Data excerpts
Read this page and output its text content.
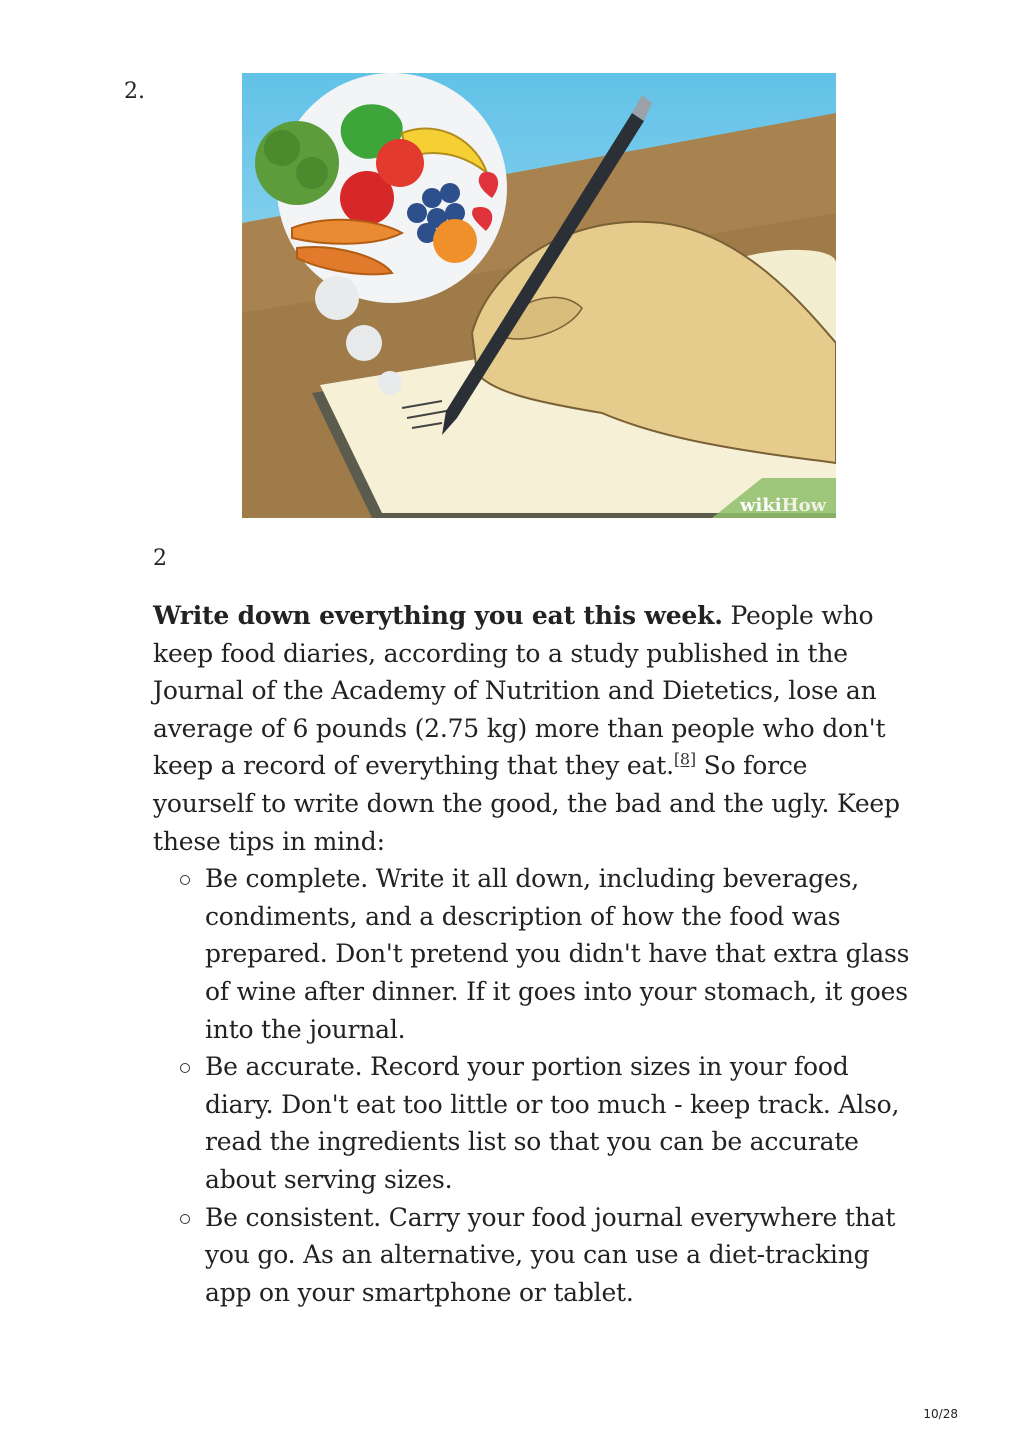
2.
wikiHow
2

Write down everything you eat this week. People who keep food diaries, according to a study published in the Journal of the Academy of Nutrition and Dietetics, lose an average of 6 pounds (2.75 kg) more than people who don't keep a record of everything that they eat.[8] So force yourself to write down the good, the bad and the ugly. Keep these tips in mind:

Be complete. Write it all down, including beverages, condiments, and a description of how the food was prepared. Don't pretend you didn't have that extra glass of wine after dinner. If it goes into your stomach, it goes into the journal.
Be accurate. Record your portion sizes in your food diary. Don't eat too little or too much - keep track. Also, read the ingredients list so that you can be accurate about serving sizes.
Be consistent. Carry your food journal everywhere that you go. As an alternative, you can use a diet-tracking app on your smartphone or tablet.
10/28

WHAT IS REQUIRED: Look through the listing and extract every line with "this" in it.

SOLUTION BELOW:
Read this page and output its text content.
Write down everything you eat this week. People who keep food diaries, according to a study published in the Journal of the Academy of Nutrition and Dietetics, lose an average of 6 pounds (2.75 kg) more than people who don't keep a record of everything that they eat.[8] So force yourself to write down the good, the bad and the ugly. Keep these tips in mind:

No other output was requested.